(Problem to work on) All of the listing below must be repeated word for word. Pictures are the only thing to omit.

(Extracted information)

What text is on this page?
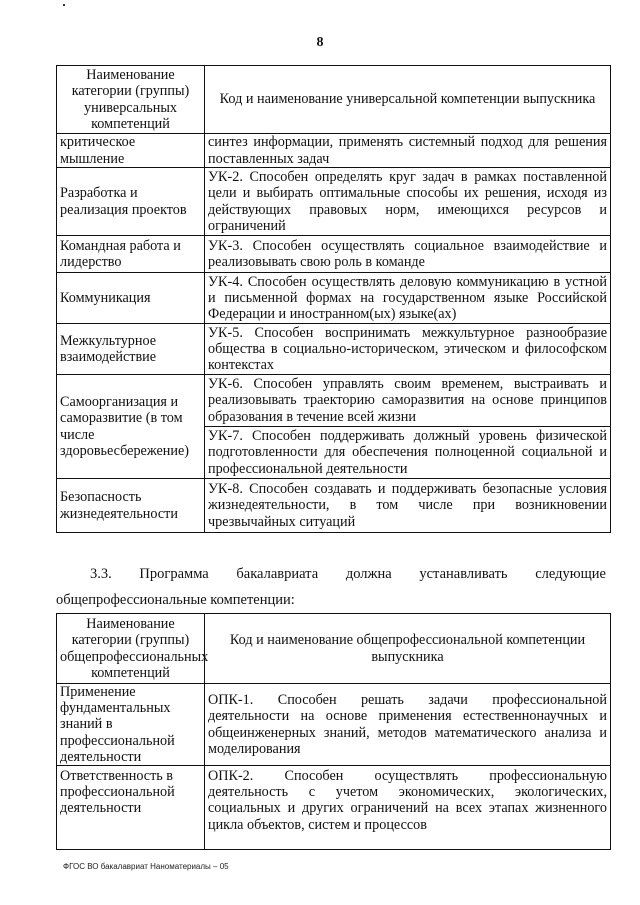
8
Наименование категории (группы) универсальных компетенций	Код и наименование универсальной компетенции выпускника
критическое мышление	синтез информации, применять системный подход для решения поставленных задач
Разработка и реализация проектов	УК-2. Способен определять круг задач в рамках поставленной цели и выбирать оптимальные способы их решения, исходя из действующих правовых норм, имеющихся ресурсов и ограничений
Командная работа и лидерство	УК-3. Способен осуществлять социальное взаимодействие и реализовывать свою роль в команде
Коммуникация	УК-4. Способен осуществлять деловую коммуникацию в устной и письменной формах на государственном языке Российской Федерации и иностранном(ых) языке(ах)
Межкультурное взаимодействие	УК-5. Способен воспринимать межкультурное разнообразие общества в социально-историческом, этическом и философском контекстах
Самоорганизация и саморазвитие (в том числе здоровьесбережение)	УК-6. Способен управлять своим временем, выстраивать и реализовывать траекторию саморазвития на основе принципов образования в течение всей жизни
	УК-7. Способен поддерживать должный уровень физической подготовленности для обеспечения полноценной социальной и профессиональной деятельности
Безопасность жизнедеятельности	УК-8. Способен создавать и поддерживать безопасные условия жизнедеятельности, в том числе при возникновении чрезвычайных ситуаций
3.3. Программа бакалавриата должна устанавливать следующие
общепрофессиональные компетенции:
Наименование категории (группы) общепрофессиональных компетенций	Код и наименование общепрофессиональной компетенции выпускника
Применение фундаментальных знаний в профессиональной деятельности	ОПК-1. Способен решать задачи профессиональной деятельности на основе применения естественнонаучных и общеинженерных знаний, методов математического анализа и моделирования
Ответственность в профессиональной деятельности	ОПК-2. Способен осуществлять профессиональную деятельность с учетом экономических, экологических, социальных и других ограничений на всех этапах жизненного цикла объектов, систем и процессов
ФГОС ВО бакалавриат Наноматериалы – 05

(Exercise output)
What text is on this page?
8
Наименование категории (группы) универсальных компетенций	Код и наименование универсальной компетенции выпускника
критическое мышление	синтез информации, применять системный подход для решения поставленных задач
Разработка и реализация проектов	УК-2. Способен определять круг задач в рамках поставленной цели и выбирать оптимальные способы их решения, исходя из действующих правовых норм, имеющихся ресурсов и ограничений
Командная работа и лидерство	УК-3. Способен осуществлять социальное взаимодействие и реализовывать свою роль в команде
Коммуникация	УК-4. Способен осуществлять деловую коммуникацию в устной и письменной формах на государственном языке Российской Федерации и иностранном(ых) языке(ах)
Межкультурное взаимодействие	УК-5. Способен воспринимать межкультурное разнообразие общества в социально-историческом, этическом и философском контекстах
Самоорганизация и саморазвитие (в том числе здоровьесбережение)	УК-6. Способен управлять своим временем, выстраивать и реализовывать траекторию саморазвития на основе принципов образования в течение всей жизни
	УК-7. Способен поддерживать должный уровень физической подготовленности для обеспечения полноценной социальной и профессиональной деятельности
Безопасность жизнедеятельности	УК-8. Способен создавать и поддерживать безопасные условия жизнедеятельности, в том числе при возникновении чрезвычайных ситуаций
3.3. Программа бакалавриата должна устанавливать следующие
общепрофессиональные компетенции:
Наименование категории (группы) общепрофессиональных компетенций	Код и наименование общепрофессиональной компетенции выпускника
Применение фундаментальных знаний в профессиональной деятельности	ОПК-1. Способен решать задачи профессиональной деятельности на основе применения естественнонаучных и общеинженерных знаний, методов математического анализа и моделирования
Ответственность в профессиональной деятельности	ОПК-2. Способен осуществлять профессиональную деятельность с учетом экономических, экологических, социальных и других ограничений на всех этапах жизненного цикла объектов, систем и процессов
ФГОС ВО бакалавриат Наноматериалы – 05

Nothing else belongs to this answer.